Exercise details:
Every line in the listing is to be echoed verbatim.

Material shown:
::::::::::
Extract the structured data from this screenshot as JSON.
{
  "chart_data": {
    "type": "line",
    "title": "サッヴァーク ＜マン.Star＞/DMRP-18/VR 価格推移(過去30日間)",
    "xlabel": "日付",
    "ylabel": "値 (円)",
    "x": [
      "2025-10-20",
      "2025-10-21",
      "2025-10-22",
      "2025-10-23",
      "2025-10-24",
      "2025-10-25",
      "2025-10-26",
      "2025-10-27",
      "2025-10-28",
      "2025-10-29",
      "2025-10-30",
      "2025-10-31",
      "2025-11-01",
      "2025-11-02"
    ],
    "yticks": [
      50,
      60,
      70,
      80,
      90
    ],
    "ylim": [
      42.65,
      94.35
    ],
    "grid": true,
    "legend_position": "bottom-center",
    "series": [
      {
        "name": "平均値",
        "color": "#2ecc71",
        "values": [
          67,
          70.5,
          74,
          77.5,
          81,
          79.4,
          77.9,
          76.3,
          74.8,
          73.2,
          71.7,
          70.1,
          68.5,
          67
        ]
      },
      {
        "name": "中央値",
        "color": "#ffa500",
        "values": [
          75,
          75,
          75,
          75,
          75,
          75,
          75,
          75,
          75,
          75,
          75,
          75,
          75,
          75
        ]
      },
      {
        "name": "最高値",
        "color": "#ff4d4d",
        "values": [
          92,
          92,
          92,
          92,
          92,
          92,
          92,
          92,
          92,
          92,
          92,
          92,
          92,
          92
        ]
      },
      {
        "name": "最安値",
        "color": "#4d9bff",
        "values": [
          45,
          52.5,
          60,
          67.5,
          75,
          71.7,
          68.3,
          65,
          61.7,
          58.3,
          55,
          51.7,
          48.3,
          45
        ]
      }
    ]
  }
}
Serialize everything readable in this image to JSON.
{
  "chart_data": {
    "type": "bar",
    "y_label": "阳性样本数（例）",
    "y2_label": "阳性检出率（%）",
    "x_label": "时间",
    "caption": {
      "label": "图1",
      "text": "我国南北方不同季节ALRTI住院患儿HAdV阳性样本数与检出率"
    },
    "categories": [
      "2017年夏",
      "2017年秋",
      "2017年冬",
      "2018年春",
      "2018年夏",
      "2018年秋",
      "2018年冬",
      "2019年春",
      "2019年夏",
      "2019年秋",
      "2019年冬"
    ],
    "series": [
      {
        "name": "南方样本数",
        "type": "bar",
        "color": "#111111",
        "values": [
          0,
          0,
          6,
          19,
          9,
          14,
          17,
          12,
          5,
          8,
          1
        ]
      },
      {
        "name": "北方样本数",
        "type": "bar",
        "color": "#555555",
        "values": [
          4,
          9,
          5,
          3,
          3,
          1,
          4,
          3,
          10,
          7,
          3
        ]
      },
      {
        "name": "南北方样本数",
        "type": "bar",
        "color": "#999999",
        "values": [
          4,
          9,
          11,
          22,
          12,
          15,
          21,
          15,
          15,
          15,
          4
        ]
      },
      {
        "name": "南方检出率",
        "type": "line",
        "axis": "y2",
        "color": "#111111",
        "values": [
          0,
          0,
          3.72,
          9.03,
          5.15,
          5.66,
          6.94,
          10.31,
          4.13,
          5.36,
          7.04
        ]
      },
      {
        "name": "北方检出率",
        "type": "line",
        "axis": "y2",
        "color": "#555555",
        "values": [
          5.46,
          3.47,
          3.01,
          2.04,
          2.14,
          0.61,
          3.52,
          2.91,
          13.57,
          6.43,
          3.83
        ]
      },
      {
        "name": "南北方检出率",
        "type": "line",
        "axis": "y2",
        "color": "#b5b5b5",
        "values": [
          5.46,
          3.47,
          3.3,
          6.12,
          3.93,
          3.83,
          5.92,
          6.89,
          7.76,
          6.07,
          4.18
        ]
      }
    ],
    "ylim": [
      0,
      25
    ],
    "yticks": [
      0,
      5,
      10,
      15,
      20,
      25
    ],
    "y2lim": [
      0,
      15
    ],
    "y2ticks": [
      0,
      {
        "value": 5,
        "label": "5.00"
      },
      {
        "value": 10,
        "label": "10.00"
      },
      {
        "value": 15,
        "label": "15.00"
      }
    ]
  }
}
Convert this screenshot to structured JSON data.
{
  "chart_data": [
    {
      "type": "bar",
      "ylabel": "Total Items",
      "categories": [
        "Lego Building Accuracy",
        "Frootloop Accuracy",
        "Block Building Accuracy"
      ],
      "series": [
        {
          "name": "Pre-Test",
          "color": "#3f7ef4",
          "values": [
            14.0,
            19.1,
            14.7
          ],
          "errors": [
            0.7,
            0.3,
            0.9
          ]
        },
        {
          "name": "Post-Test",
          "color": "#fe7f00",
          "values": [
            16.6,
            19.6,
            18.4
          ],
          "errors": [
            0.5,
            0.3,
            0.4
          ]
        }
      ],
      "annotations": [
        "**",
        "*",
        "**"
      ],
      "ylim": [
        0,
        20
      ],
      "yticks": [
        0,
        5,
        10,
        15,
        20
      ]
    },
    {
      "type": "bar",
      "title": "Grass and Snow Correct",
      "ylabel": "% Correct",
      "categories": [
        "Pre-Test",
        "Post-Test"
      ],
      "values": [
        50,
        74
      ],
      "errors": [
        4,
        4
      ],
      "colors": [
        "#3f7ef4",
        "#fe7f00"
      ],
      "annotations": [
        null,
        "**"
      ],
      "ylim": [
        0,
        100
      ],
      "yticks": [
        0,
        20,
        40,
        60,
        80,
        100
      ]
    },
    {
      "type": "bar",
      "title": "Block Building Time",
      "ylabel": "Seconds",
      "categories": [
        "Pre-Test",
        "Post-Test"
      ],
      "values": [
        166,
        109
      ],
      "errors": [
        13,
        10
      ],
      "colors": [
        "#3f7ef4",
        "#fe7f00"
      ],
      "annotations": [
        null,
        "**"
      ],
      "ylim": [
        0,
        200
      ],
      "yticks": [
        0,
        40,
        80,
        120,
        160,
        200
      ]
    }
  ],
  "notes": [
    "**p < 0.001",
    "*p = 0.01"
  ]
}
::::::::::
Output of the exercise:
Extract the structured data from this screenshot as JSON.
{
  "chart_data": {
    "type": "line",
    "title": "サッヴァーク ＜マン.Star＞/DMRP-18/VR 価格推移(過去30日間)",
    "xlabel": "日付",
    "ylabel": "値 (円)",
    "x": [
      "2025-10-20",
      "2025-10-21",
      "2025-10-22",
      "2025-10-23",
      "2025-10-24",
      "2025-10-25",
      "2025-10-26",
      "2025-10-27",
      "2025-10-28",
      "2025-10-29",
      "2025-10-30",
      "2025-10-31",
      "2025-11-01",
      "2025-11-02"
    ],
    "yticks": [
      50,
      60,
      70,
      80,
      90
    ],
    "ylim": [
      42.65,
      94.35
    ],
    "grid": true,
    "legend_position": "bottom-center",
    "series": [
      {
        "name": "平均値",
        "color": "#2ecc71",
        "values": [
          67,
          70.5,
          74,
          77.5,
          81,
          79.4,
          77.9,
          76.3,
          74.8,
          73.2,
          71.7,
          70.1,
          68.5,
          67
        ]
      },
      {
        "name": "中央値",
        "color": "#ffa500",
        "values": [
          75,
          75,
          75,
          75,
          75,
          75,
          75,
          75,
          75,
          75,
          75,
          75,
          75,
          75
        ]
      },
      {
        "name": "最高値",
        "color": "#ff4d4d",
        "values": [
          92,
          92,
          92,
          92,
          92,
          92,
          92,
          92,
          92,
          92,
          92,
          92,
          92,
          92
        ]
      },
      {
        "name": "最安値",
        "color": "#4d9bff",
        "values": [
          45,
          52.5,
          60,
          67.5,
          75,
          71.7,
          68.3,
          65,
          61.7,
          58.3,
          55,
          51.7,
          48.3,
          45
        ]
      }
    ]
  }
}
Serialize everything readable in this image to JSON.
{
  "chart_data": {
    "type": "bar",
    "y_label": "阳性样本数（例）",
    "y2_label": "阳性检出率（%）",
    "x_label": "时间",
    "caption": {
      "label": "图1",
      "text": "我国南北方不同季节ALRTI住院患儿HAdV阳性样本数与检出率"
    },
    "categories": [
      "2017年夏",
      "2017年秋",
      "2017年冬",
      "2018年春",
      "2018年夏",
      "2018年秋",
      "2018年冬",
      "2019年春",
      "2019年夏",
      "2019年秋",
      "2019年冬"
    ],
    "series": [
      {
        "name": "南方样本数",
        "type": "bar",
        "color": "#111111",
        "values": [
          0,
          0,
          6,
          19,
          9,
          14,
          17,
          12,
          5,
          8,
          1
        ]
      },
      {
        "name": "北方样本数",
        "type": "bar",
        "color": "#555555",
        "values": [
          4,
          9,
          5,
          3,
          3,
          1,
          4,
          3,
          10,
          7,
          3
        ]
      },
      {
        "name": "南北方样本数",
        "type": "bar",
        "color": "#999999",
        "values": [
          4,
          9,
          11,
          22,
          12,
          15,
          21,
          15,
          15,
          15,
          4
        ]
      },
      {
        "name": "南方检出率",
        "type": "line",
        "axis": "y2",
        "color": "#111111",
        "values": [
          0,
          0,
          3.72,
          9.03,
          5.15,
          5.66,
          6.94,
          10.31,
          4.13,
          5.36,
          7.04
        ]
      },
      {
        "name": "北方检出率",
        "type": "line",
        "axis": "y2",
        "color": "#555555",
        "values": [
          5.46,
          3.47,
          3.01,
          2.04,
          2.14,
          0.61,
          3.52,
          2.91,
          13.57,
          6.43,
          3.83
        ]
      },
      {
        "name": "南北方检出率",
        "type": "line",
        "axis": "y2",
        "color": "#b5b5b5",
        "values": [
          5.46,
          3.47,
          3.3,
          6.12,
          3.93,
          3.83,
          5.92,
          6.89,
          7.76,
          6.07,
          4.18
        ]
      }
    ],
    "ylim": [
      0,
      25
    ],
    "yticks": [
      0,
      5,
      10,
      15,
      20,
      25
    ],
    "y2lim": [
      0,
      15
    ],
    "y2ticks": [
      0,
      {
        "value": 5,
        "label": "5.00"
      },
      {
        "value": 10,
        "label": "10.00"
      },
      {
        "value": 15,
        "label": "15.00"
      }
    ]
  }
}
Convert this screenshot to structured JSON data.
{
  "chart_data": [
    {
      "type": "bar",
      "ylabel": "Total Items",
      "categories": [
        "Lego Building Accuracy",
        "Frootloop Accuracy",
        "Block Building Accuracy"
      ],
      "series": [
        {
          "name": "Pre-Test",
          "color": "#3f7ef4",
          "values": [
            14.0,
            19.1,
            14.7
          ],
          "errors": [
            0.7,
            0.3,
            0.9
          ]
        },
        {
          "name": "Post-Test",
          "color": "#fe7f00",
          "values": [
            16.6,
            19.6,
            18.4
          ],
          "errors": [
            0.5,
            0.3,
            0.4
          ]
        }
      ],
      "annotations": [
        "**",
        "*",
        "**"
      ],
      "ylim": [
        0,
        20
      ],
      "yticks": [
        0,
        5,
        10,
        15,
        20
      ]
    },
    {
      "type": "bar",
      "title": "Grass and Snow Correct",
      "ylabel": "% Correct",
      "categories": [
        "Pre-Test",
        "Post-Test"
      ],
      "values": [
        50,
        74
      ],
      "errors": [
        4,
        4
      ],
      "colors": [
        "#3f7ef4",
        "#fe7f00"
      ],
      "annotations": [
        null,
        "**"
      ],
      "ylim": [
        0,
        100
      ],
      "yticks": [
        0,
        20,
        40,
        60,
        80,
        100
      ]
    },
    {
      "type": "bar",
      "title": "Block Building Time",
      "ylabel": "Seconds",
      "categories": [
        "Pre-Test",
        "Post-Test"
      ],
      "values": [
        166,
        109
      ],
      "errors": [
        13,
        10
      ],
      "colors": [
        "#3f7ef4",
        "#fe7f00"
      ],
      "annotations": [
        null,
        "**"
      ],
      "ylim": [
        0,
        200
      ],
      "yticks": [
        0,
        40,
        80,
        120,
        160,
        200
      ]
    }
  ],
  "notes": [
    "**p < 0.001",
    "*p = 0.01"
  ]
}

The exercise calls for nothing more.